-- To do --
(1) In the motor oil post, which oil did the writer switch to at the last oil change?
(2) Please extract the passage of the motor oil post that opens with the words containing "The main reason" and closes with "PU over M1.".

-- Text excerpt --
┌──

The main reason is because I switched to Mobil 1 5W-30 at my last oil change from Pennzoil Ultra 5W-30. Since the change, I've actually noticed more engine noise at idle, a rougher idle, and higher oil consumption than with PU. It looks like this engine may prefer PU over M1.
I recall SamirD (where did this guy go, anyway?) once complaining about a noise while idling. This was when his car had Mobil 1 with a Mobil 1 oil filter from the previous owner. His dealer guy blamed it on the oil filter and recommended the Suzuki OEM filter. However, I've used a Mobil 1 oil filter all along and I've not heard these idling noises nor had the rougher idle before using Mobil 1 motor oil. Things were always smooth and quiet with the Pennzoil Ultra motor oil + Mobil 1 oil filter combo.

While I still think Mobil 1 is a great oil, I'm thinking maybe there are better oils for the Kizashi's J24B engine. Not sure if anyone did an used oil analysis, but I was curious about other people's experiences with different motor oils.

I've had my favorites depending on the car and the mileage. I've used Valvoline Max Life shortly after it hit the market in my 1995 Subaru Impreza. It really did help with gasket leaks and curbed oil burn-off in this car with well over a 100,000 miles.

└──

-- Provided data --
┌──

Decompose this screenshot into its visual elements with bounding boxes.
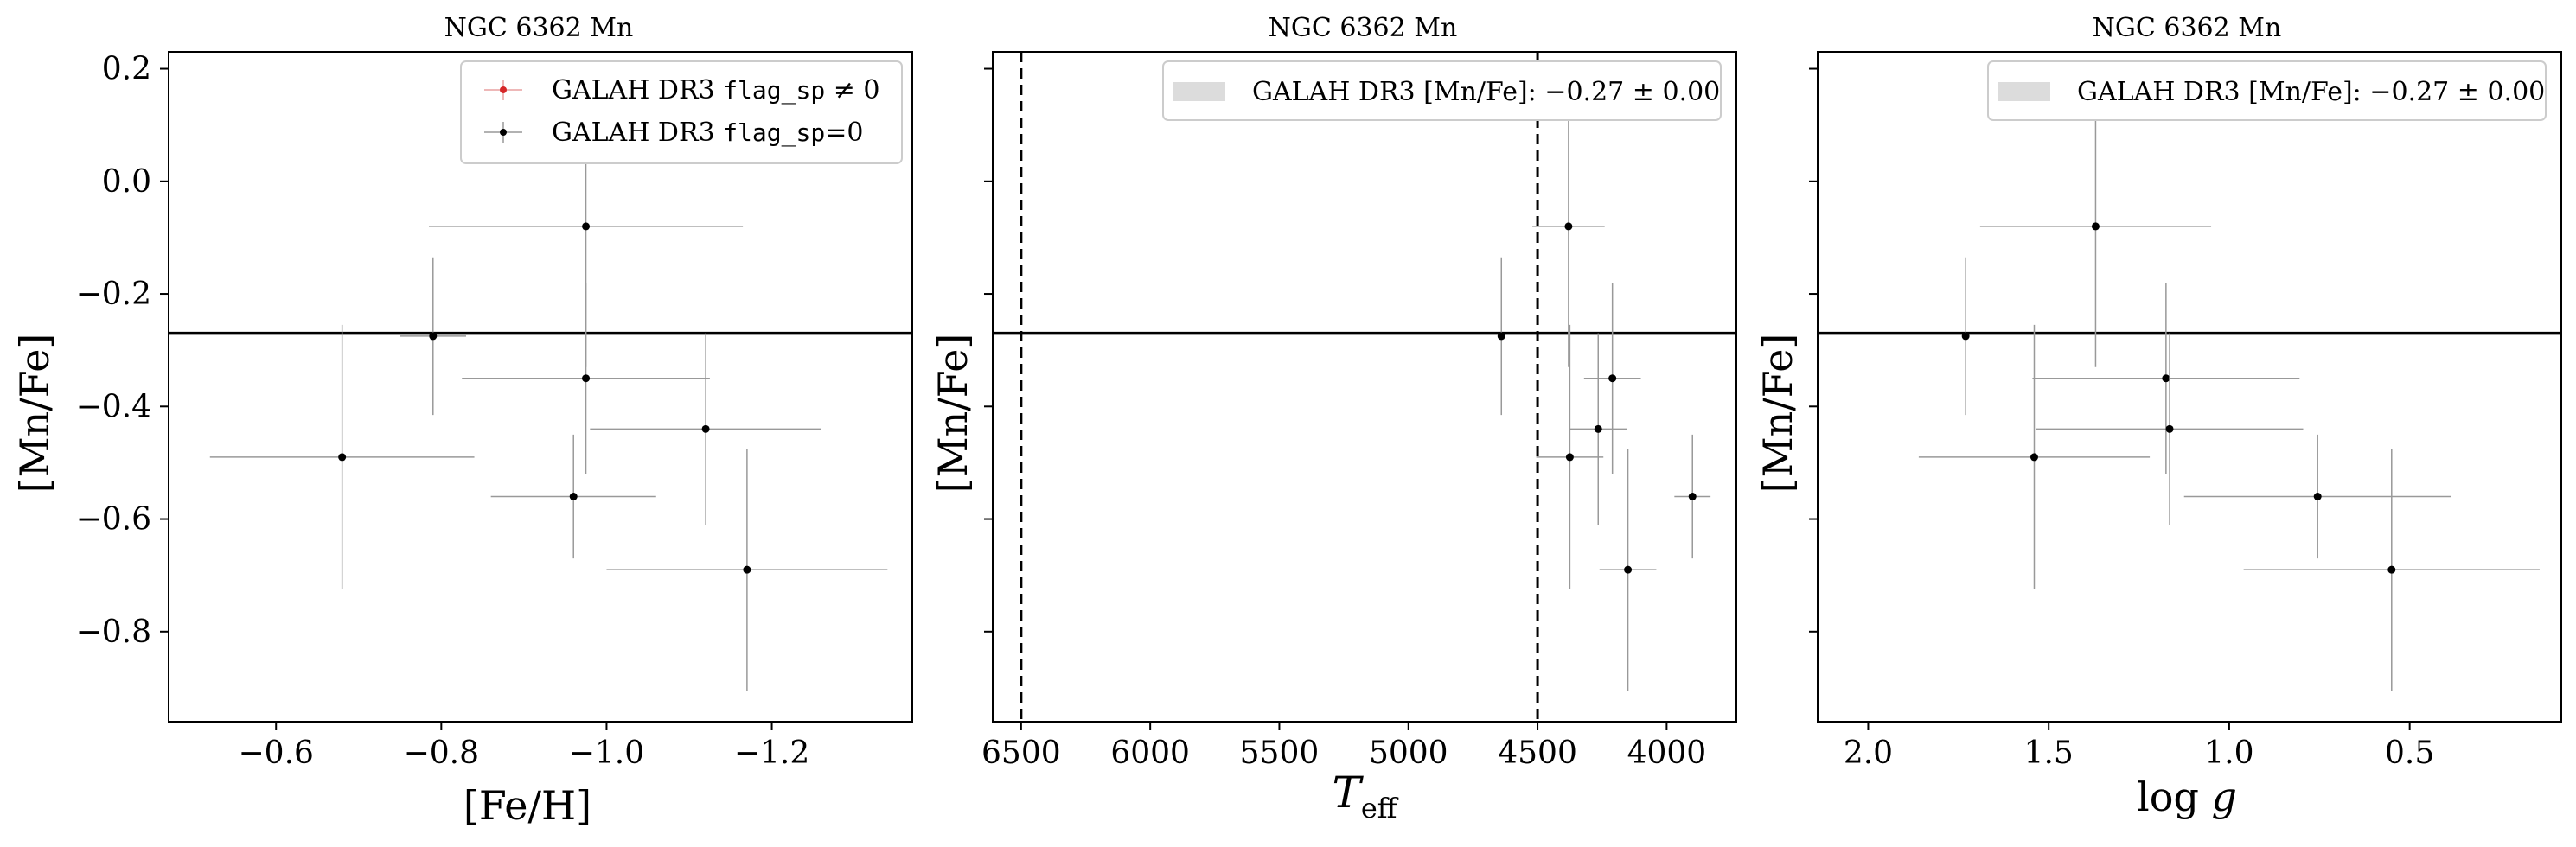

└──

-- Complete answers --
(1) Mobil 1 5W-30

(2)
The main reason is because I switched to Mobil 1 5W-30 at my last oil change from Pennzoil Ultra 5W-30. Since the change, I've actually noticed more engine noise at idle, a rougher idle, and higher oil consumption than with PU. It looks like this engine may prefer PU over M1.